WRITTEN EXERCISE: Collect all lines from the listing that include the string "image".

MATERIAL FOR THE TASK:
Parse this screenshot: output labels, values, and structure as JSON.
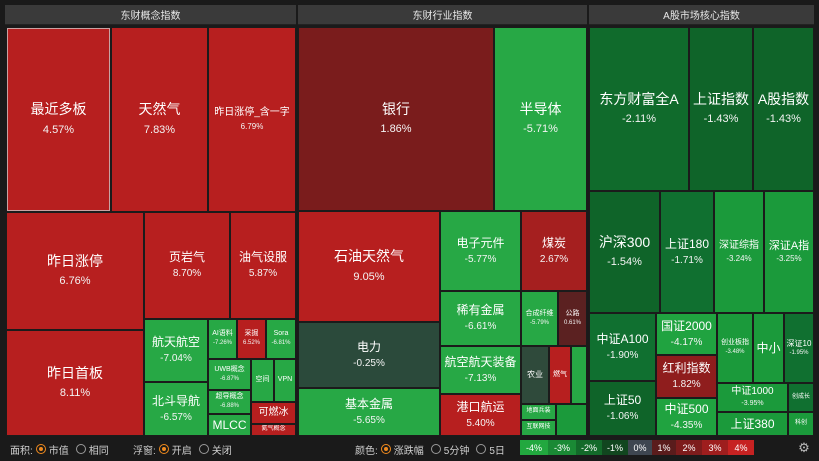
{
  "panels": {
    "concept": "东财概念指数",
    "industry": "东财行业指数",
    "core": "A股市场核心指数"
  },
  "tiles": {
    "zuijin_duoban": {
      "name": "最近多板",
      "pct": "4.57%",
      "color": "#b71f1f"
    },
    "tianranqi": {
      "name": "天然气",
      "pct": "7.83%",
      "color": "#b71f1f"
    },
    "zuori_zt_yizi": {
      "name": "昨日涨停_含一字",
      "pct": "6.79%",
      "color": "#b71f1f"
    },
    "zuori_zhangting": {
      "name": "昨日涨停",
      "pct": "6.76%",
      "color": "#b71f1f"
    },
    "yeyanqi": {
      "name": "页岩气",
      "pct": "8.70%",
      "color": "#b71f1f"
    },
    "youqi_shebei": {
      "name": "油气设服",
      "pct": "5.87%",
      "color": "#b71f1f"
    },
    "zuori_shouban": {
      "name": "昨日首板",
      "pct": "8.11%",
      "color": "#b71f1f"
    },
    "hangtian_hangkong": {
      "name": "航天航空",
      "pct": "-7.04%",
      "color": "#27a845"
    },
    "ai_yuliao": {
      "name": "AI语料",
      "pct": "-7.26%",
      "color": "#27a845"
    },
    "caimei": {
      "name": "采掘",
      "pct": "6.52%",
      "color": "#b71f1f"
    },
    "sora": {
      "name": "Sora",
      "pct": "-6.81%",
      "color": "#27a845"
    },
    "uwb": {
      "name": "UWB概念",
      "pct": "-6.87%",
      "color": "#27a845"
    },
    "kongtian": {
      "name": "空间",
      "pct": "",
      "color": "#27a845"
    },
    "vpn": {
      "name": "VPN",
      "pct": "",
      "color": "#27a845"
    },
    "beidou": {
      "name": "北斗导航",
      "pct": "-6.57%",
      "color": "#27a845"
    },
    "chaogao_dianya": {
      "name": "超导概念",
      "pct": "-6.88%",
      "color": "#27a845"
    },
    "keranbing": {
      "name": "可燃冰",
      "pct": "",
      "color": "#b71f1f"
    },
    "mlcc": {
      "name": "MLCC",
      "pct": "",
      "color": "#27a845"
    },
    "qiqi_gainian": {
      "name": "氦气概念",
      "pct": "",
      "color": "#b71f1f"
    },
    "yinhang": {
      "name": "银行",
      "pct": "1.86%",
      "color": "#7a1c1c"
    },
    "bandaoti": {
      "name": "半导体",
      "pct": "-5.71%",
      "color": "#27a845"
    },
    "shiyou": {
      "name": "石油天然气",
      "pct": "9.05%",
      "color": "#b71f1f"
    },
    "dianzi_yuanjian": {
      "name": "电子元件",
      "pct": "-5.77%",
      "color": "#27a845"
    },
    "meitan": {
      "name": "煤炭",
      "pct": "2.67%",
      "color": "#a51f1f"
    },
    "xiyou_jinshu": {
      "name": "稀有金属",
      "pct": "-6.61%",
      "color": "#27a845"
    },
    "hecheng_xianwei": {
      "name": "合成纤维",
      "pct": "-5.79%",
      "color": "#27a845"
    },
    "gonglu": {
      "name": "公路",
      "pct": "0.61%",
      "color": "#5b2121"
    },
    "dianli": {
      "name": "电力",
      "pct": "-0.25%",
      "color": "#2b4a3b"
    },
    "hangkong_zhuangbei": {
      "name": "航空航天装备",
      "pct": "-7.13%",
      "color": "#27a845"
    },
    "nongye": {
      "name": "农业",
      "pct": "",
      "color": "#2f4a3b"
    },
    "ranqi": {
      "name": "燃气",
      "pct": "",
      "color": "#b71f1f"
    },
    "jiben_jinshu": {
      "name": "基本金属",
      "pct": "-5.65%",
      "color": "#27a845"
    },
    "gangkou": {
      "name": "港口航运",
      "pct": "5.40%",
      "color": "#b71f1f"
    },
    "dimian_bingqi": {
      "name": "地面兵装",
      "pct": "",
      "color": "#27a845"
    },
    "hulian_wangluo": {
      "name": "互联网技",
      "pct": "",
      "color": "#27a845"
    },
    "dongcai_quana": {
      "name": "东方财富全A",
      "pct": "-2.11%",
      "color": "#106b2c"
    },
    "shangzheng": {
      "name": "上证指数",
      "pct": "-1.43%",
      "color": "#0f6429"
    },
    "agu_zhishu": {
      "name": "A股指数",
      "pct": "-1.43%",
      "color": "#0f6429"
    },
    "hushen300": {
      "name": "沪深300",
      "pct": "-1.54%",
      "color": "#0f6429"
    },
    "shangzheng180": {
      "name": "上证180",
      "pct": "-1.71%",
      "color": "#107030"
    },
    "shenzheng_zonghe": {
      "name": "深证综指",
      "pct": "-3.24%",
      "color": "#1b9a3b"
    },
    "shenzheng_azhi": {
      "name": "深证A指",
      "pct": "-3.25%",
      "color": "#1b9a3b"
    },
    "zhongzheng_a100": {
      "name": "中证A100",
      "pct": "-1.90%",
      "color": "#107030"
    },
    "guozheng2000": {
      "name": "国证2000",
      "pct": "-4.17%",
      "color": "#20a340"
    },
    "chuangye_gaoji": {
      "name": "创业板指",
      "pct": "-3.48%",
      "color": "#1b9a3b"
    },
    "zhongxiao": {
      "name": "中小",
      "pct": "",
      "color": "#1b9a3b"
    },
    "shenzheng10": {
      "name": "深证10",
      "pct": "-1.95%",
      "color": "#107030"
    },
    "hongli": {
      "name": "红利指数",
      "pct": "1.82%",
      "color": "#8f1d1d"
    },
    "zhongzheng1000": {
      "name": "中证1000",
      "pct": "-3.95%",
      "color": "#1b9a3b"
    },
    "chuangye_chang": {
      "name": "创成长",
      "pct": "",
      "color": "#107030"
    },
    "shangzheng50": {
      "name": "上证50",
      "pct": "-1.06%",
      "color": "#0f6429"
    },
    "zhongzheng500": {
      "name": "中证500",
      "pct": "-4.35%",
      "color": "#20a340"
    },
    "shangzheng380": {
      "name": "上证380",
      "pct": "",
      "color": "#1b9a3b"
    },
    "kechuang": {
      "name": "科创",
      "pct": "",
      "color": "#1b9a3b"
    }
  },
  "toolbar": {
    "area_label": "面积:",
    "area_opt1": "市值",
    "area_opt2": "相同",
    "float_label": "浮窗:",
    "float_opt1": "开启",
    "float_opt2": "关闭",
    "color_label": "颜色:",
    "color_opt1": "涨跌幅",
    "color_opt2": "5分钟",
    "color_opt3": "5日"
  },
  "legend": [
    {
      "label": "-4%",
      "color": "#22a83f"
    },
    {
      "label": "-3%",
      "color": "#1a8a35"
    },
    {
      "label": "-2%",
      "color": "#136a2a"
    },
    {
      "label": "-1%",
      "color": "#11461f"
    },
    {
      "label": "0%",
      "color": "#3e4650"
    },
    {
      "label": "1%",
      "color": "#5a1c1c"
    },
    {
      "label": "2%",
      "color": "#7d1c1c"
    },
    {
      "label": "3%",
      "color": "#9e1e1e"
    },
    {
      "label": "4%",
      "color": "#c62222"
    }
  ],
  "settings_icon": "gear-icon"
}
--
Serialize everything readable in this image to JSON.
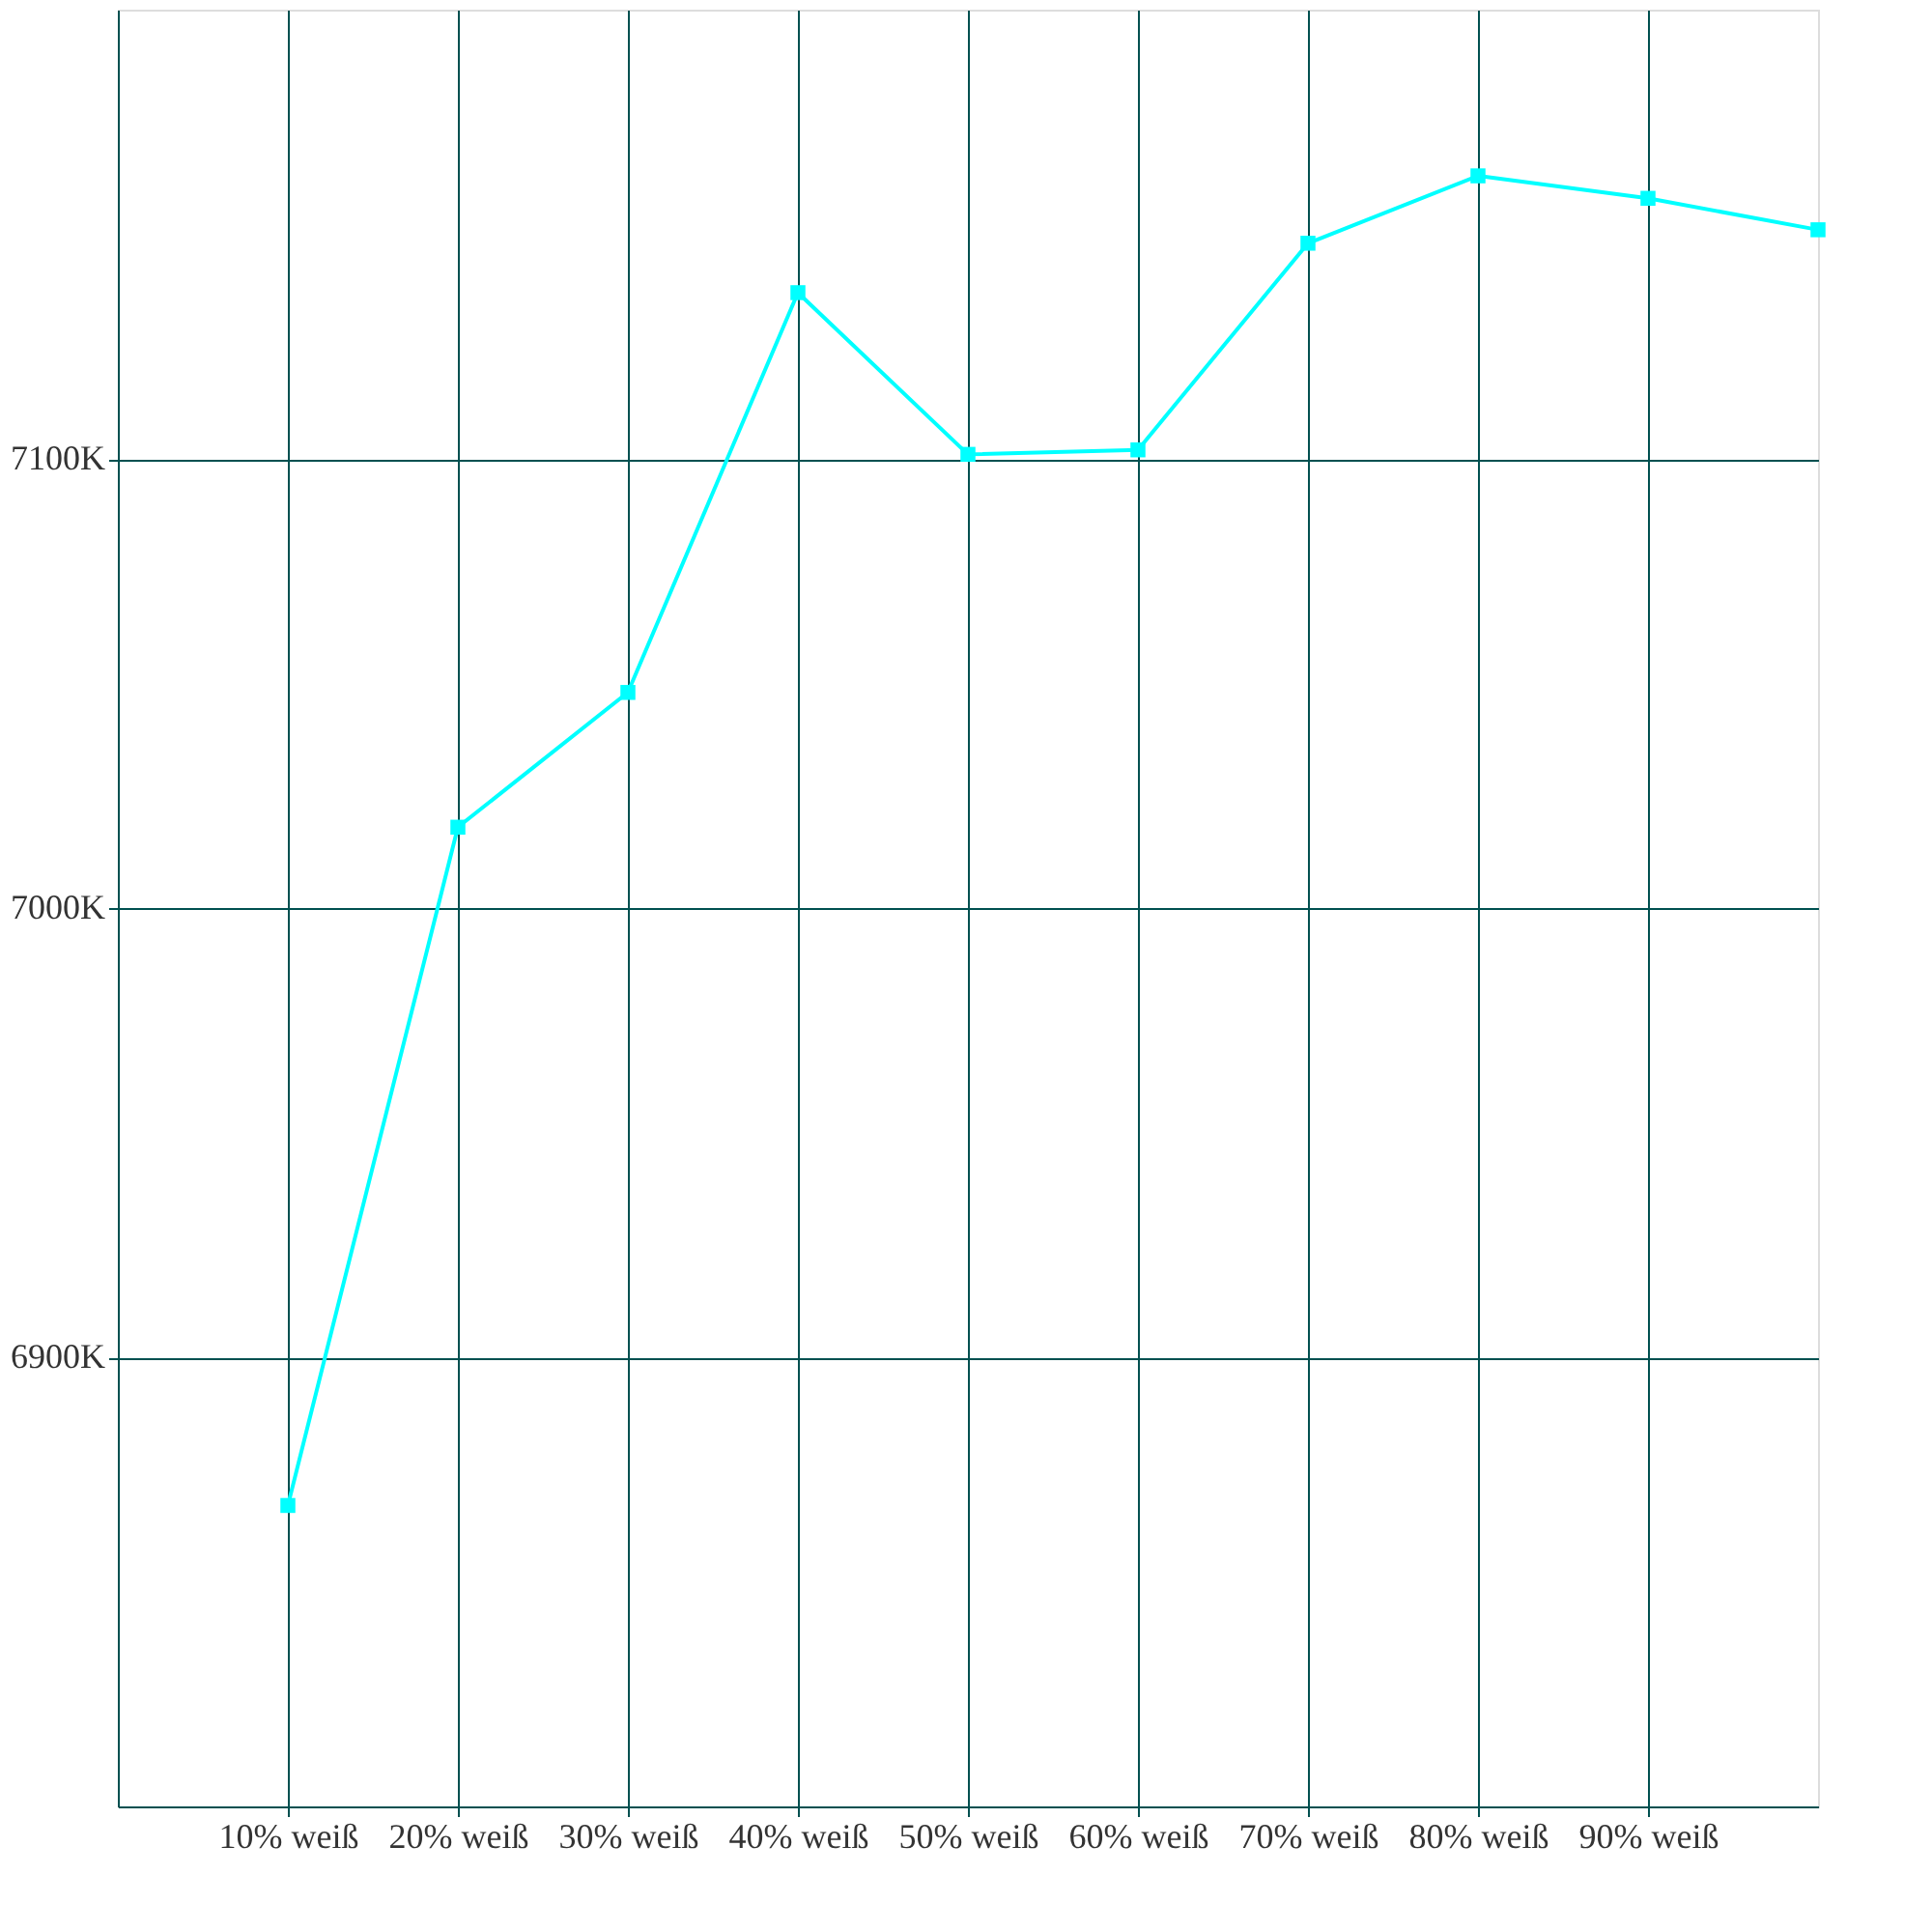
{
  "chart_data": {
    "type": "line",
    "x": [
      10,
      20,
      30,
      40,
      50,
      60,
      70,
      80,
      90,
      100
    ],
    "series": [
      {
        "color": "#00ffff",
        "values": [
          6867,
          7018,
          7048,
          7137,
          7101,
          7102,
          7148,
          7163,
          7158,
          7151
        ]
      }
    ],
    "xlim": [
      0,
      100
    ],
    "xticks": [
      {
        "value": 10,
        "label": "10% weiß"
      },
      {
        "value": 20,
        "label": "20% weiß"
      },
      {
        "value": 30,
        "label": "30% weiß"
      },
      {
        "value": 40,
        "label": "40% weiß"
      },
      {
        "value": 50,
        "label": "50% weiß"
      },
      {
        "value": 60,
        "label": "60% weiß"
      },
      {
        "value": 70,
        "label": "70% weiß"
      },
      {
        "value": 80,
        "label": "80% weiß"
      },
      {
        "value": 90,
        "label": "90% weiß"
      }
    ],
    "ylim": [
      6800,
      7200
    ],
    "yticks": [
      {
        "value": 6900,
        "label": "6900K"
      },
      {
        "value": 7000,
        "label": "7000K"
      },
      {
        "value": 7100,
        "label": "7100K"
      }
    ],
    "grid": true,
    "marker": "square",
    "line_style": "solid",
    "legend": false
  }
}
==
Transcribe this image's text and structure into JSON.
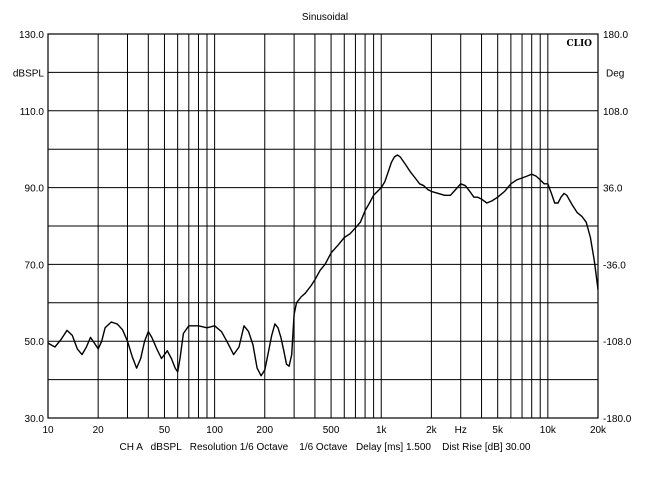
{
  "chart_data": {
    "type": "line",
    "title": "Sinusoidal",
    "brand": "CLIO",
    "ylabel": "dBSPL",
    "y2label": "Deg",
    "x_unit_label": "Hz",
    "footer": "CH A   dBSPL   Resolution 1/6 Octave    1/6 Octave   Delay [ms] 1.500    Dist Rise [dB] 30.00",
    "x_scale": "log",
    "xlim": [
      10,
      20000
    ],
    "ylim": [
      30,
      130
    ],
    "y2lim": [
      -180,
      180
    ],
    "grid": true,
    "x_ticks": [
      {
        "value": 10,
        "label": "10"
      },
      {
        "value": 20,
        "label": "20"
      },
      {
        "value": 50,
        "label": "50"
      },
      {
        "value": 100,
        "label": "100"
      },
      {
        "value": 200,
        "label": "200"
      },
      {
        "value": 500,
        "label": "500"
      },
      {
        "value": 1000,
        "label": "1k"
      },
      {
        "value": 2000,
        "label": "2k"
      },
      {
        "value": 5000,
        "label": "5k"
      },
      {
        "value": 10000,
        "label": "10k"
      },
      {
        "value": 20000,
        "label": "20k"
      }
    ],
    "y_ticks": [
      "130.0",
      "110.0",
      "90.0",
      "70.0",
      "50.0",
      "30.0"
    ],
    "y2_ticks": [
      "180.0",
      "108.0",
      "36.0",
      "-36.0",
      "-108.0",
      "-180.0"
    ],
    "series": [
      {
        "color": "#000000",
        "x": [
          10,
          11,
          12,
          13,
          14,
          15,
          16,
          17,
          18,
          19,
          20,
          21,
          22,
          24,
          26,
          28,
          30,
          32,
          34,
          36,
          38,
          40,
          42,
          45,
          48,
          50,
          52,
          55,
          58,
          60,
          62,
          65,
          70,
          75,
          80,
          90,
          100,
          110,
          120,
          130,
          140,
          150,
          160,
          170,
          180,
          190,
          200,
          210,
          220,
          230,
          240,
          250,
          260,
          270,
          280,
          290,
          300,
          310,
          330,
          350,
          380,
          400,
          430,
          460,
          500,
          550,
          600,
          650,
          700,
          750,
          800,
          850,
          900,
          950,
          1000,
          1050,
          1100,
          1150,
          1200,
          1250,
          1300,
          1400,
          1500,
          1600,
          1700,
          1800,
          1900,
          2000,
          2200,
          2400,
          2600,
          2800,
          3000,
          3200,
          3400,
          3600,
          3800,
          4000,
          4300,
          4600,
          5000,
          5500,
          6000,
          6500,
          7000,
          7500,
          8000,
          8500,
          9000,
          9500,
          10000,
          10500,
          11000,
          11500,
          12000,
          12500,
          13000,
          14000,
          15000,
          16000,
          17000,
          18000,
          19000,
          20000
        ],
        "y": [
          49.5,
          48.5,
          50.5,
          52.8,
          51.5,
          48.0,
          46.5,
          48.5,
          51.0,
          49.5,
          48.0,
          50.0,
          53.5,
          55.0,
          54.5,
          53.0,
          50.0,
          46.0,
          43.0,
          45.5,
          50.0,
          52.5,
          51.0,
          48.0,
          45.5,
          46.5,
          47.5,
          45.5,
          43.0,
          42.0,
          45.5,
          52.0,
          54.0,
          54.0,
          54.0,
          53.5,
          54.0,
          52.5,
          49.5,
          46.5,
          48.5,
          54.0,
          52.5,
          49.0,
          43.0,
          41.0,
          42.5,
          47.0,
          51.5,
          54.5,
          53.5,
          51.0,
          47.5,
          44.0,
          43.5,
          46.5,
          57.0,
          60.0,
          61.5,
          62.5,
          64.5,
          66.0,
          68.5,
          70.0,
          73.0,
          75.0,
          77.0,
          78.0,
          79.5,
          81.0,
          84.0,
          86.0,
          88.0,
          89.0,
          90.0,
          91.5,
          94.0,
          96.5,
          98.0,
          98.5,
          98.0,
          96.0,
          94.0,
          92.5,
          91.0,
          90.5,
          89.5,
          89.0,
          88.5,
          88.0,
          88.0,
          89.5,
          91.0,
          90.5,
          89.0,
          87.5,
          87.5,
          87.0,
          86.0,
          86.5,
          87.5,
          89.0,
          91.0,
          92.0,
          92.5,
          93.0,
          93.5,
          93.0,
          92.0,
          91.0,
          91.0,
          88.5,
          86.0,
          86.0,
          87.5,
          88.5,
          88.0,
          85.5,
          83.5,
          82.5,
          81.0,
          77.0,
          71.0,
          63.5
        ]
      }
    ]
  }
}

RESULT FOR THIS TASK:
Serialize everything readable in this image to JSON.
Transcribe this image's text and structure into JSON.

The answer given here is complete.